Les tâches
(1) Dans l'extrait sur « La Révolution du sourire », relève tous les renseignements pratiques donnés sur le livre dans la toute première ligne, à part le titre.
(2) Écris la suite de l'extrait sur « La Révolution du sourire », à partir de sa dernière phrase.

Extrait du texte
-*-*-

LA RÉVOLUTION DU SOURIRE. Ouvrage collectif (introduction de Sarah Slimani). Editions Frantz Fanon, Alger 2019, 600 dinars, 198 pages



Dix textes qui décrivent et chantent, chacun à sa manière et dans son style, une révolution en marche. Une démarche pas facile du tout ; cette révolution étant en mouvement continu et rapide avec ses vendredis et ses mardis pacifiques mais décidés à en finir une bonne fois pour toutes avec un système qui tarde (et qui, au fond ne veut pas car trop d'intérêts sont en jeu et un «formatage» des esprits d'au moins trois générations... presque tous les plus de cinquante ans) à «dégager»... et système distillant les changements et les «réformes» au compte-gouttes. Il est vrai qu'après près de vingt ans de règne sans partage par un groupe restreint de «gouvernants» plus prédateurs que gestionnaires... et près de cinquante ans de quasi-unicité idéologique et politique (période accompagnée, elle aussi, il ne faut pas se leurrer, d'une prédation plus soft et moins visible) le pays et une bonne partie de son peuple (du moins les plus de cinquante ans... les enfants du populisme et de la rente ) s'étaient retrouvés totalement formatés pour ne plus contester et encore moins désobéir.

-*-*-

Données enregistrées
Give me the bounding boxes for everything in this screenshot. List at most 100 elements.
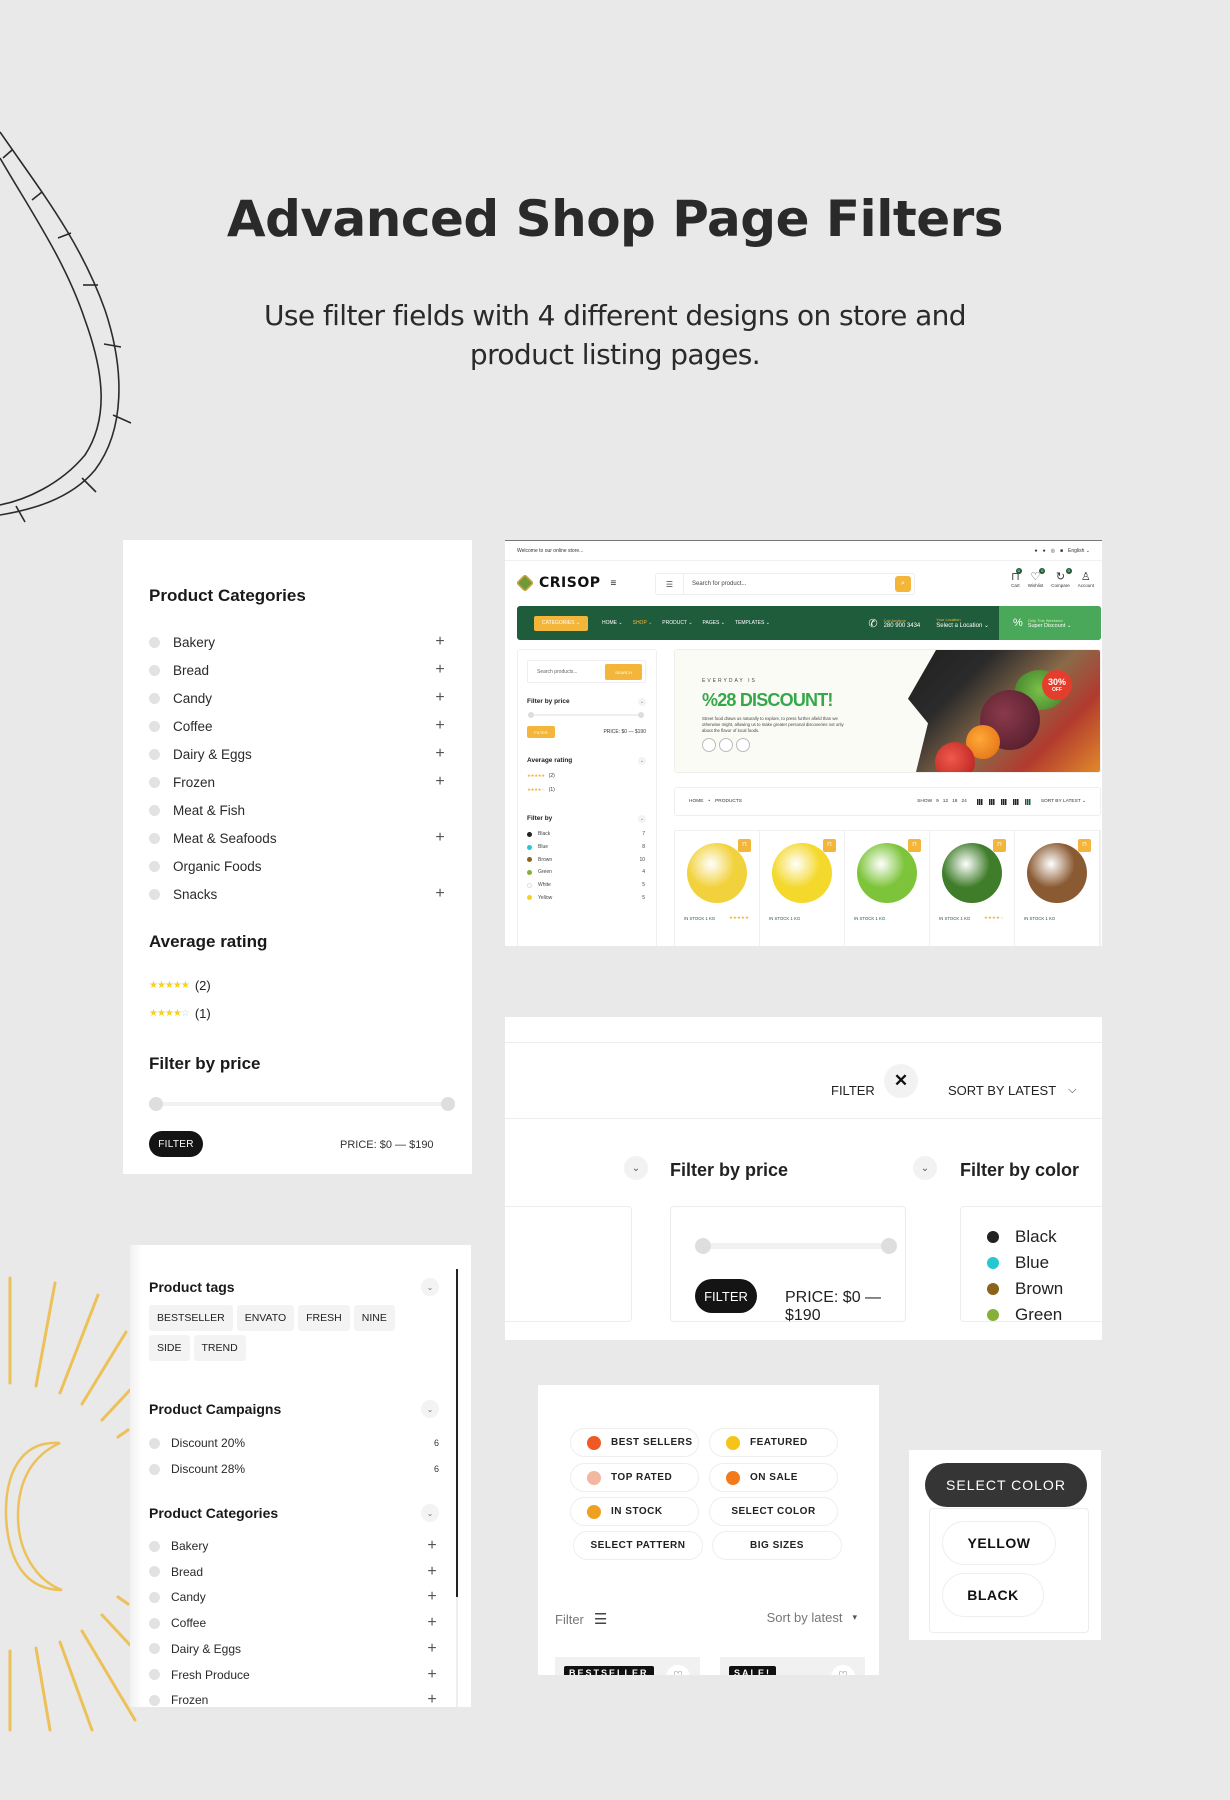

-*-*-

Réponses rédigées
(1)
- Ouvrage collectif
- Introduction de Sarah Slimani
- Éditions Frantz Fanon
- Alger
- 2019
- 600 dinars
- 198 pages

(2)
Hirak, mouvement populaire, révolution... peu importe l'appellation. L'essentiel étant la détermination et surtout un comportement pacifique accompagné d'amour du pays et de l' autre... les «ripoux» de la République exclus, cela va de soi. Accompagné, aussi, d'un humour décapant, certainement pour remplacer la rage et la violence contenues.

Dix textes donc, accompagnés à chaque fin d'une sélection de slogans en plusieurs langues : arabe, amazigh, anglais, français... pour que le monde entier voit et comprenne que c'est du sérieux. «C'est écrit partout dans les affiches, je souris et je pleure en même temps» (Mohamed-Anis Saidoun). Du long et du court. De la description. De la réflexion. Du commentaire. De l'impression. Et quelques textes qui «accrochent».

Ainsi, «Fils de pute», p 123, signé Mohamed Kacimi : il vous fait entrer dans le cerveau de notre «grand malade» («fakhamatouhou», vous l'avez deviné !) qui voit mais n'arrive ni à bouger ni à parler, qui ronge son frein et qui peste... Ainsi, «Le murmure», p 75, signé Hedia Bensahli, un texte si émouvant sur les «Misérables» que l'on a peine à le terminer... Ainsi...

Les Auteurs : El Mahdi Acherchour, Kamel Bencheikh, Hédia Bensalhi, Salah Guemriche, Mohamed Kacimi, Amina Mekahli, Said Oussad, Mohamed-Anis Saidoun, Rabeh Sebaa, Mynda ?Nawel Tebbani,Sarah Slimani.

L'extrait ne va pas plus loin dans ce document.